EXERCISE PROMPT. Find the string "this" in the entries and copy each line that has it.

DATA PROVIDED.
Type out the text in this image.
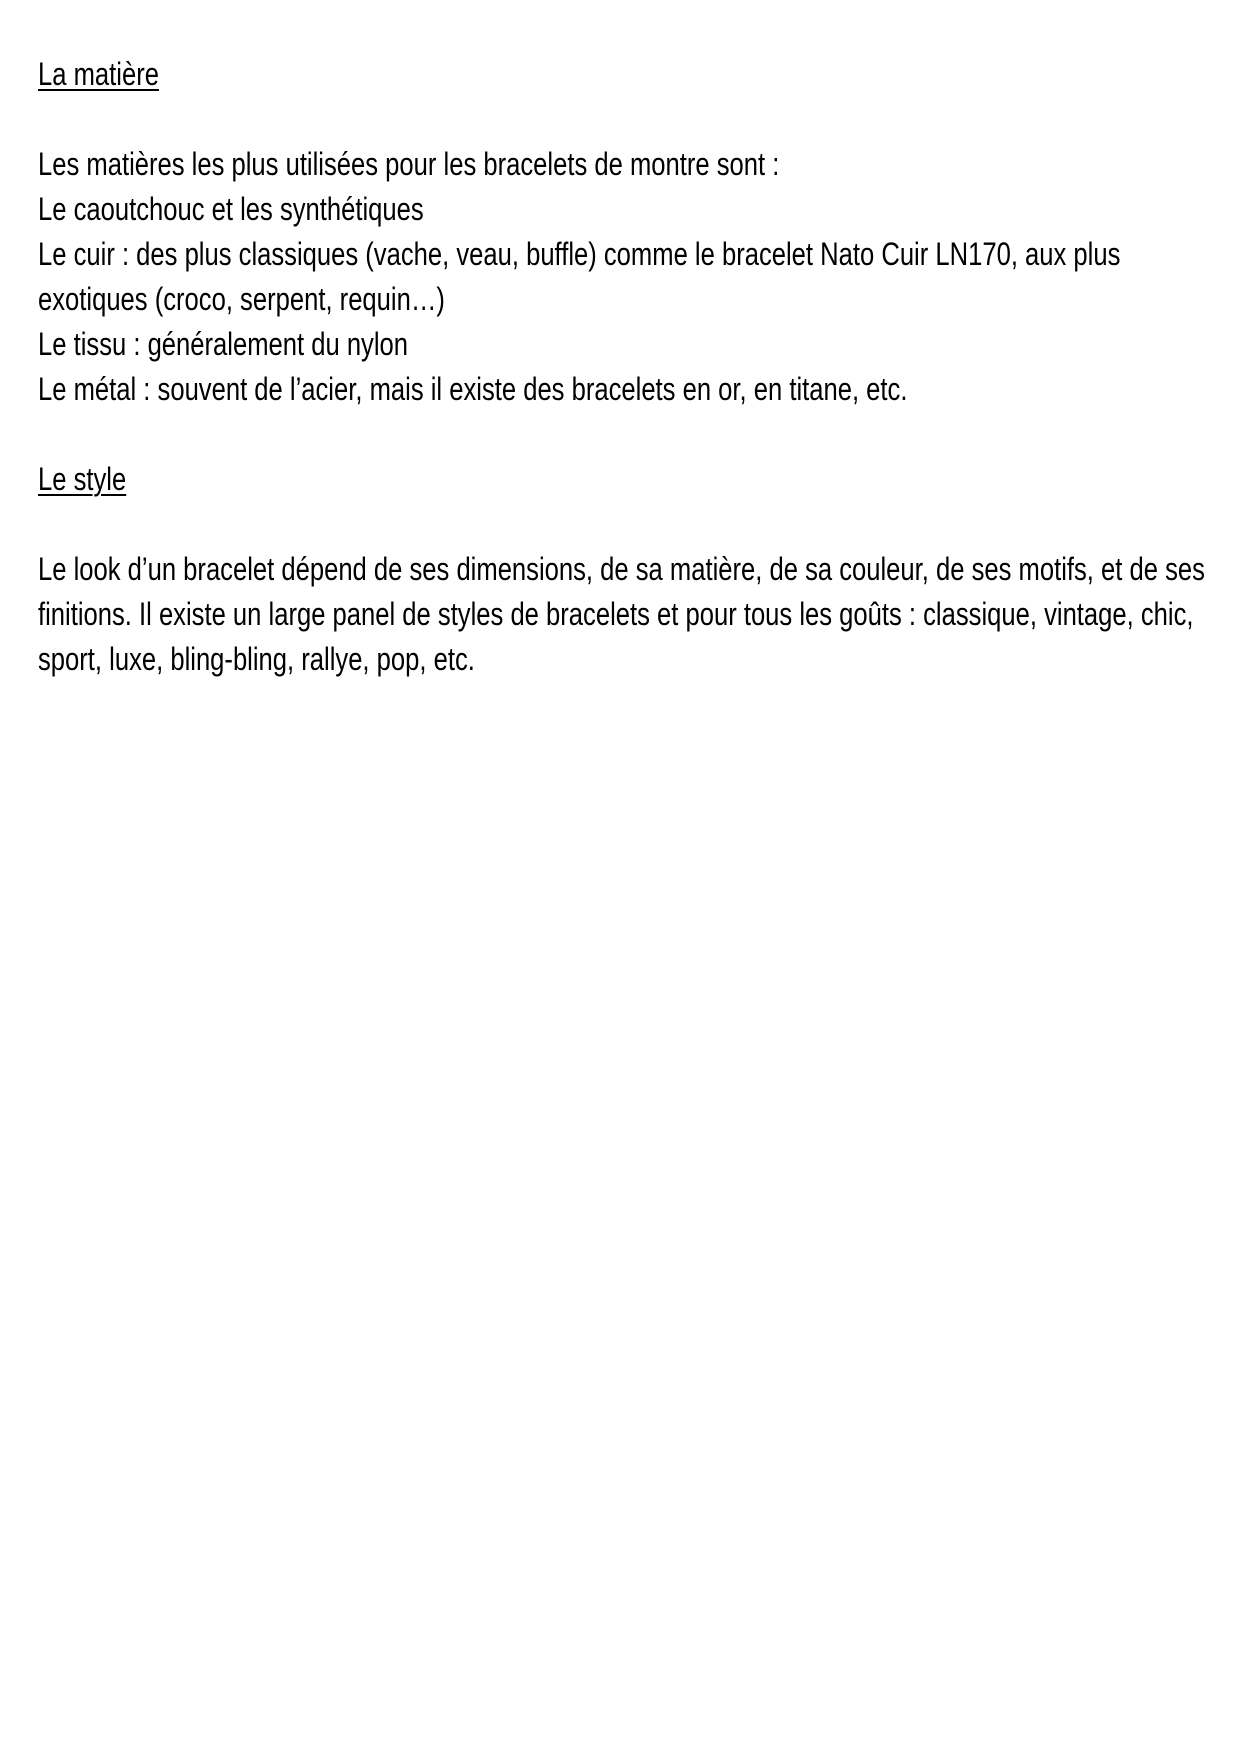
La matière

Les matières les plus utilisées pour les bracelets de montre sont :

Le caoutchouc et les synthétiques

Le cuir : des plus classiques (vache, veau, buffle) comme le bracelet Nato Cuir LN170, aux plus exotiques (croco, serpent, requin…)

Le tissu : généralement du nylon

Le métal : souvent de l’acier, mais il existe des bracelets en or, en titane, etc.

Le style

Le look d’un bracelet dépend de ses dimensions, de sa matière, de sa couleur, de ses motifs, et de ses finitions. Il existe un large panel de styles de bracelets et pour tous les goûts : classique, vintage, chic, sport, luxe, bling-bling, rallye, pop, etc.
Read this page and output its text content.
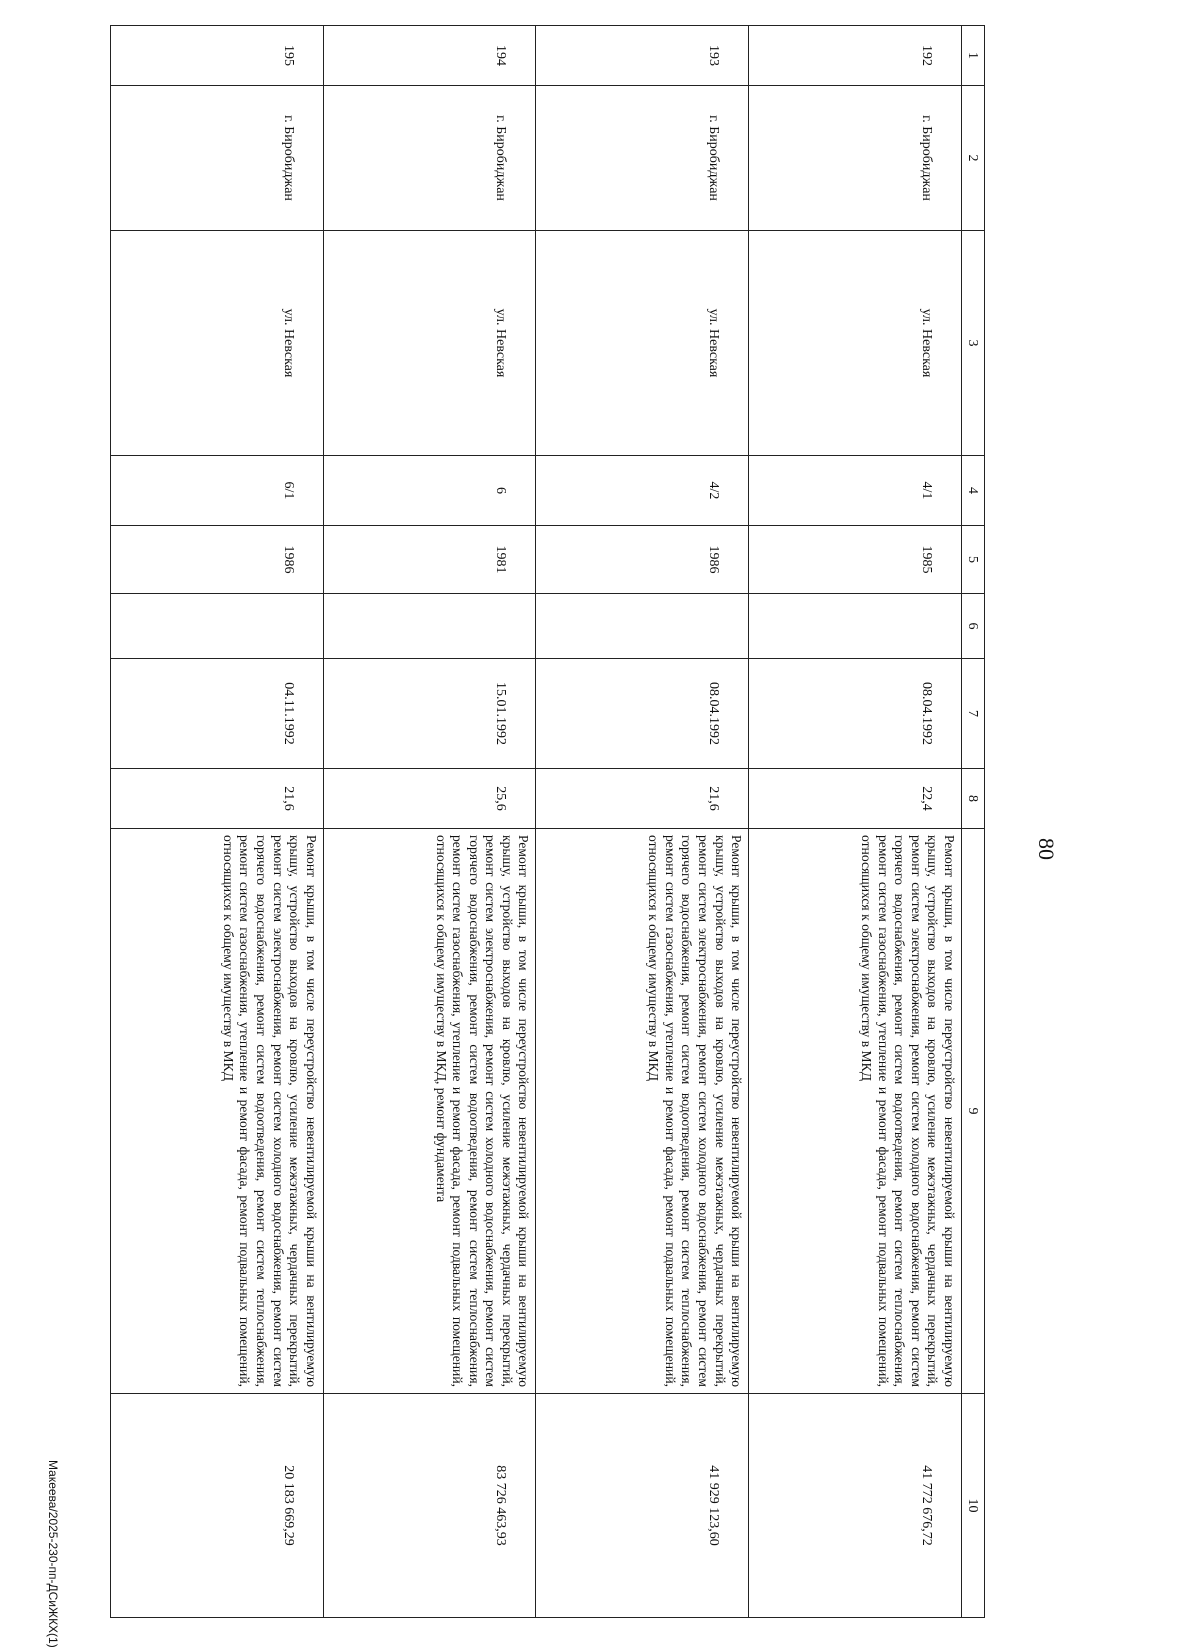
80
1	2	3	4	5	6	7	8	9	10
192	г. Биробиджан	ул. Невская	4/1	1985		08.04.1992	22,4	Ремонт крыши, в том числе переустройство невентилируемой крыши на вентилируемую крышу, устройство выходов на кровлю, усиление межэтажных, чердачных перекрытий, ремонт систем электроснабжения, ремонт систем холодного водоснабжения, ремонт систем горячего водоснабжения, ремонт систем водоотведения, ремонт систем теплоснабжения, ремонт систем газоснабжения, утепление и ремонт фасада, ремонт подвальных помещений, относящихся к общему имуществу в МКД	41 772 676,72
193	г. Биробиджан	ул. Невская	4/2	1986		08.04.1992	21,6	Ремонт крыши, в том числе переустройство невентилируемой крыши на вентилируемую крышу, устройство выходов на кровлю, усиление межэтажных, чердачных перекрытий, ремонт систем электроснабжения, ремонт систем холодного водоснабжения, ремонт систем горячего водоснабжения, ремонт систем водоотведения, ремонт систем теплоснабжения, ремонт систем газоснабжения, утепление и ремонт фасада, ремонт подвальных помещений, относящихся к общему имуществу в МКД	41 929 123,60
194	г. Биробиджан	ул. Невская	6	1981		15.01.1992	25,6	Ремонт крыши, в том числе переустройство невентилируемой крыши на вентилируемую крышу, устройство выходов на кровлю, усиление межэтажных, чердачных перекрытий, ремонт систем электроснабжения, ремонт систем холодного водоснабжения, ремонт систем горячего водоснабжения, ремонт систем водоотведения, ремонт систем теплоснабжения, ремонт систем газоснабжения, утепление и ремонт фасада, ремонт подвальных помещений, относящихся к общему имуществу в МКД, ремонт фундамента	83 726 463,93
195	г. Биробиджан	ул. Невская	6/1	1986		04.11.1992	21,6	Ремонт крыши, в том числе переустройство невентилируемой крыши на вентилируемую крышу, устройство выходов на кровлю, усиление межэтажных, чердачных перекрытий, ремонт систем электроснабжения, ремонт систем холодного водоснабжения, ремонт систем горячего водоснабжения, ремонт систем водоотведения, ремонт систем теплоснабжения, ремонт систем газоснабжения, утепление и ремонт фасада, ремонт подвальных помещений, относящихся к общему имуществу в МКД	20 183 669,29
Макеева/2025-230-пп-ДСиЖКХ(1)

CORRECT RESPONSE.
Type out the text in this image.
Read this page and output its text content.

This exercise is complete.